[begin THE INPUT]

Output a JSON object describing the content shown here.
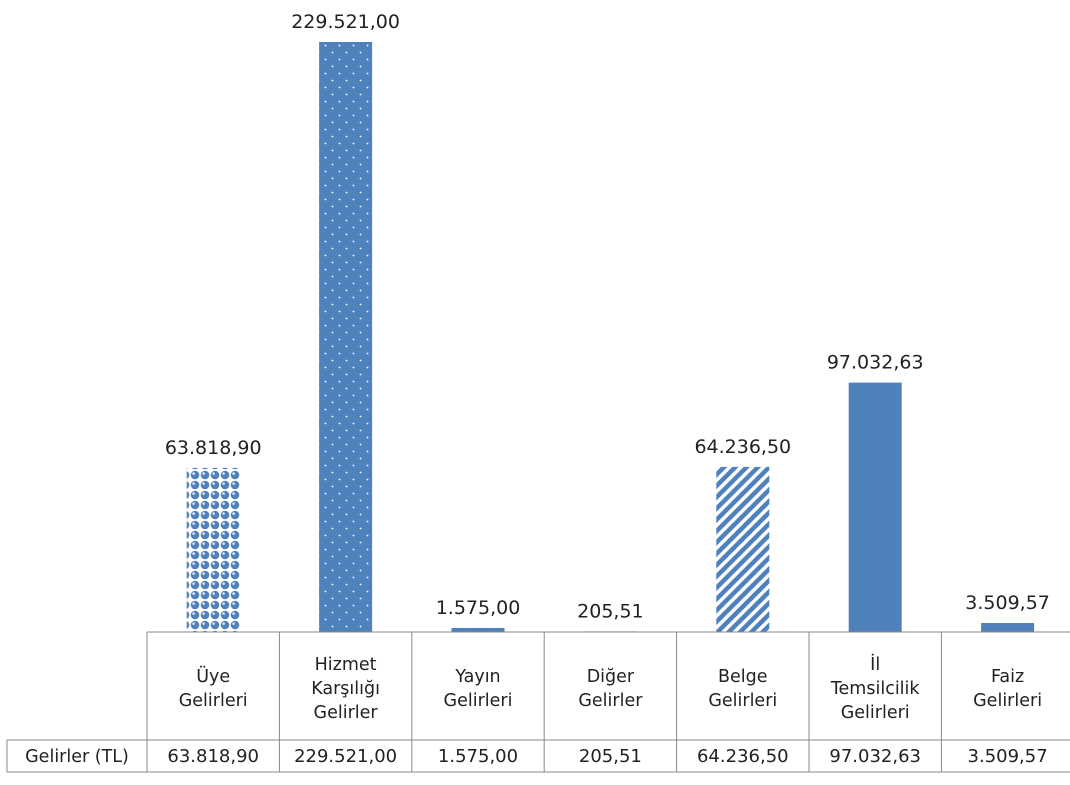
{
  "chart_data": {
    "type": "bar",
    "categories": [
      [
        "Üye",
        "Gelirleri"
      ],
      [
        "Hizmet",
        "Karşılığı",
        "Gelirler"
      ],
      [
        "Yayın",
        "Gelirleri"
      ],
      [
        "Diğer",
        "Gelirler"
      ],
      [
        "Belge",
        "Gelirleri"
      ],
      [
        "İl",
        "Temsilcilik",
        "Gelirleri"
      ],
      [
        "Faiz",
        "Gelirleri"
      ]
    ],
    "series": [
      {
        "name": "Gelirler (TL)",
        "values": [
          63818.9,
          229521.0,
          1575.0,
          205.51,
          64236.5,
          97032.63,
          3509.57
        ],
        "labels": [
          "63.818,90",
          "229.521,00",
          "1.575,00",
          "205,51",
          "64.236,50",
          "97.032,63",
          "3.509,57"
        ]
      }
    ],
    "patterns": [
      "bubbles",
      "dots",
      "small-dots",
      "dots",
      "diagonal-stripes",
      "solid",
      "solid"
    ],
    "colors": {
      "bar": "#4f81bd",
      "grid": "#888888"
    },
    "ylim": [
      0,
      229521
    ],
    "data_table": true
  }
}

[end THE INPUT]

:: TASK TO CARRY OUT ::
Pictures in the records above are left out; print everything else exactly as written.

:: CORRECT RESULT ::
Output a JSON object describing the content shown here.
{
  "chart_data": {
    "type": "bar",
    "categories": [
      [
        "Üye",
        "Gelirleri"
      ],
      [
        "Hizmet",
        "Karşılığı",
        "Gelirler"
      ],
      [
        "Yayın",
        "Gelirleri"
      ],
      [
        "Diğer",
        "Gelirler"
      ],
      [
        "Belge",
        "Gelirleri"
      ],
      [
        "İl",
        "Temsilcilik",
        "Gelirleri"
      ],
      [
        "Faiz",
        "Gelirleri"
      ]
    ],
    "series": [
      {
        "name": "Gelirler (TL)",
        "values": [
          63818.9,
          229521.0,
          1575.0,
          205.51,
          64236.5,
          97032.63,
          3509.57
        ],
        "labels": [
          "63.818,90",
          "229.521,00",
          "1.575,00",
          "205,51",
          "64.236,50",
          "97.032,63",
          "3.509,57"
        ]
      }
    ],
    "patterns": [
      "bubbles",
      "dots",
      "small-dots",
      "dots",
      "diagonal-stripes",
      "solid",
      "solid"
    ],
    "colors": {
      "bar": "#4f81bd",
      "grid": "#888888"
    },
    "ylim": [
      0,
      229521
    ],
    "data_table": true
  }
}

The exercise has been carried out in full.